开博第一篇,学习下glibc的malloc实现,先记录下源码。
一、glibc的malloc移植了ptmalloc,ptmalloc封装了dlmalloc,关系如下:
dlmalloc(通用但并发不安全)--> ptmalloc(多线程优化)-->glibc移植(但是代码改动大)。
所以从本篇先从ptmalloc入手,主要分析dlmalloc的内存分配、管理的思想,之后分析ptmalloc的优化方法,最后剖析glibc中malloc源码,分析malloc的移植实现。
ptmalloc源码网址:http://www.malloc.de/en/, 其中malloc.c即dlmalloc实现,ptmalloc.c为dlmalloc的多线程封装.目前ptmalloc最新的版本为2006年5月31号的版本ptmalloc3,但是目前用的最多的glibc还是用的ptmalloc2,因为多线程处理中,ptmalloc2效率略高于ptmalloc3。本文章基于ptmalloc3剖析。
二、ptmalloc3
1、ptmalloc源码目录结构中malloc.c即dlmalloc实现,首先我们先分析dlmalloc实现,通过阅读malloc.c文件头注释可以帮我们更快速的理解它。摘录了主要的如下:
* Vital statistics:
Supported pointer/size_t representation: 4 or 8 bytes
size_t MUST be an unsigned type of the same width as pointers. (If you are using an ancient system that declares size_t as a signed type, or need it to be a different width than pointers, you can use a previous release of this malloc (e.g. 2.7.2) supporting these.)
支持指针和size_t形式:4或8字节
size_t必须是无符号类型,且位宽和指针相同。(如果你使用有符号size_t的老系统,或者size_t和指针位宽不一致,可以使用malloc的历史版本版本例如2.7.2支持)。
Alignment: 8 bytes (default)
This suffices for nearly all current machines and C compilers. However, you can define MALLOC_ALIGNMENT to be wider than this if necessary (up to 128bytes), at the expense of using more space.
对齐:默认8字节
它几乎支持当前所有的机器和c编译器。除此之外,如果需要,你可以通过定义MALLOC_ALIGNMENT宏,更改为更大的对齐位宽(最大128字节),代价是会占用更大的内存空间。
^^^^^^^^^^^^^^^^
练习题目 1: 据这篇malloc源码笔记,目前glibc用得最多的是ptmalloc的哪个版本?
练习题目 2: 从这篇malloc源码笔记中原样抄录一段:起点是含有“ptmalloc源码网址:h”的那几个字,抄到“2.7.2) supporting these.)”为止。
练习题目 3:
对照这篇malloc源码笔记,判断下列说法是否相符,每项答“是”或“否”,并引出起决定作用的原句:
(a) 在多线程处理中,ptmalloc2的效率略高于ptmalloc3。
(b) 通过MALLOC_ALIGNMENT宏,对齐位宽最大可以设到256字节。
(c) size_t可以是有符号类型,只要位宽和指针相同。
^^^^^^^^^^^^^^^^
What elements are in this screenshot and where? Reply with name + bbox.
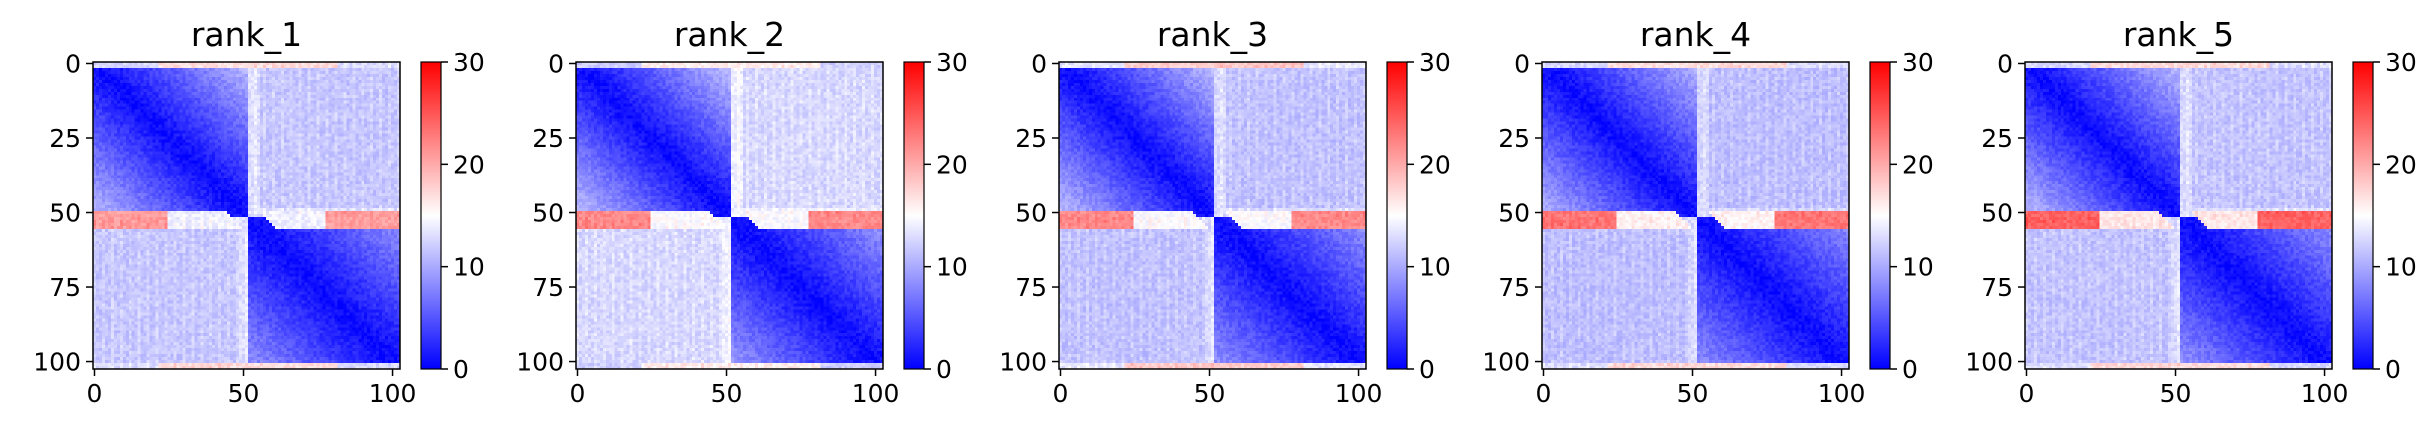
y-tick-label: 75 [1981,273,2013,302]
colorbar-tick-label: 0 [1902,355,1918,384]
x-tick-label: 100 [369,379,417,408]
x-tick-label: 100 [2301,379,2349,408]
x-tick-label: 0 [1536,379,1552,408]
heatmap-image [2025,62,2332,369]
y-tick-label: 50 [1015,199,1047,228]
heatmap-image [1059,62,1366,369]
x-tick-label: 100 [1335,379,1383,408]
panel-title: rank_3 [1157,15,1268,54]
y-tick-label: 0 [548,49,564,78]
colorbar [1386,61,1408,370]
colorbar [420,61,442,370]
y-tick-label: 75 [49,273,81,302]
colorbar-tick-label: 20 [2385,150,2417,179]
colorbar-tick-label: 20 [1419,150,1451,179]
x-tick-label: 100 [852,379,900,408]
colorbar [2352,61,2374,370]
x-tick-label: 0 [87,379,103,408]
colorbar-tick-label: 0 [1419,355,1435,384]
y-tick-label: 50 [1981,199,2013,228]
colorbar-tick-label: 0 [453,355,469,384]
x-tick-label: 50 [2160,379,2192,408]
x-tick-label: 50 [1194,379,1226,408]
panel-title: rank_2 [674,15,785,54]
axes-frame [575,61,884,370]
y-tick-label: 0 [1031,49,1047,78]
y-tick-label: 75 [532,273,564,302]
colorbar-tick-label: 10 [1902,253,1934,282]
colorbar-tick-label: 20 [936,150,968,179]
axes-frame [2024,61,2333,370]
colorbar-tick-label: 10 [936,253,968,282]
y-tick-label: 100 [516,348,564,377]
colorbar-tick-label: 30 [453,48,485,77]
panel-title: rank_1 [191,15,302,54]
y-tick-label: 0 [65,49,81,78]
heatmap-image [93,62,400,369]
x-tick-label: 100 [1818,379,1866,408]
y-tick-label: 25 [1981,124,2013,153]
y-tick-label: 25 [532,124,564,153]
y-tick-label: 75 [1015,273,1047,302]
colorbar-tick-label: 0 [936,355,952,384]
y-tick-label: 100 [1965,348,2013,377]
colorbar-tick-label: 10 [453,253,485,282]
heatmap-image [1542,62,1849,369]
y-tick-label: 100 [33,348,81,377]
x-tick-label: 0 [570,379,586,408]
colorbar-tick-label: 0 [2385,355,2401,384]
y-tick-label: 75 [1498,273,1530,302]
colorbar-tick-label: 20 [1902,150,1934,179]
x-tick-label: 50 [1677,379,1709,408]
panel-title: rank_5 [2123,15,2234,54]
y-tick-label: 25 [1498,124,1530,153]
colorbar-tick-label: 20 [453,150,485,179]
x-tick-label: 0 [1053,379,1069,408]
y-tick-label: 25 [49,124,81,153]
y-tick-label: 100 [1482,348,1530,377]
colorbar [903,61,925,370]
colorbar-tick-label: 30 [936,48,968,77]
x-tick-label: 50 [228,379,260,408]
y-tick-label: 50 [49,199,81,228]
x-tick-label: 50 [711,379,743,408]
colorbar-tick-label: 30 [1419,48,1451,77]
colorbar-tick-label: 10 [1419,253,1451,282]
y-tick-label: 50 [532,199,564,228]
axes-frame [1058,61,1367,370]
y-tick-label: 100 [999,348,1047,377]
y-tick-label: 0 [1514,49,1530,78]
axes-frame [1541,61,1850,370]
colorbar-tick-label: 10 [2385,253,2417,282]
y-tick-label: 0 [1997,49,2013,78]
y-tick-label: 25 [1015,124,1047,153]
colorbar-tick-label: 30 [1902,48,1934,77]
axes-frame [92,61,401,370]
colorbar [1869,61,1891,370]
x-tick-label: 0 [2019,379,2035,408]
panel-title: rank_4 [1640,15,1751,54]
colorbar-tick-label: 30 [2385,48,2417,77]
y-tick-label: 50 [1498,199,1530,228]
heatmap-image [576,62,883,369]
^^^^^^^^^^^^^^^^
参考答案 1: ptmalloc2。

参考答案 2:
ptmalloc源码网址:http://www.malloc.de/en/, 其中malloc.c即dlmalloc实现,ptmalloc.c为dlmalloc的多线程封装.目前ptmalloc最新的版本为2006年5月31号的版本ptmalloc3,但是目前用的最多的glibc还是用的ptmalloc2,因为多线程处理中,ptmalloc2效率略高于ptmalloc3。本文章基于ptmalloc3剖析。
二、ptmalloc3
1、ptmalloc源码目录结构中malloc.c即dlmalloc实现,首先我们先分析dlmalloc实现,通过阅读malloc.c文件头注释可以帮我们更快速的理解它。摘录了主要的如下:
* Vital statistics:
Supported pointer/size_t representation: 4 or 8 bytes
size_t MUST be an unsigned type of the same width as pointers. (If you are using an ancient system that declares size_t as a signed type, or need it to be a different width than pointers, you can use a previous release of this malloc (e.g. 2.7.2) supporting these.)

参考答案 3:
(a) 是。“因为多线程处理中,ptmalloc2效率略高于ptmalloc3”
(b) 否。“更改为更大的对齐位宽(最大128字节)”
(c) 否。“size_t必须是无符号类型,且位宽和指针相同”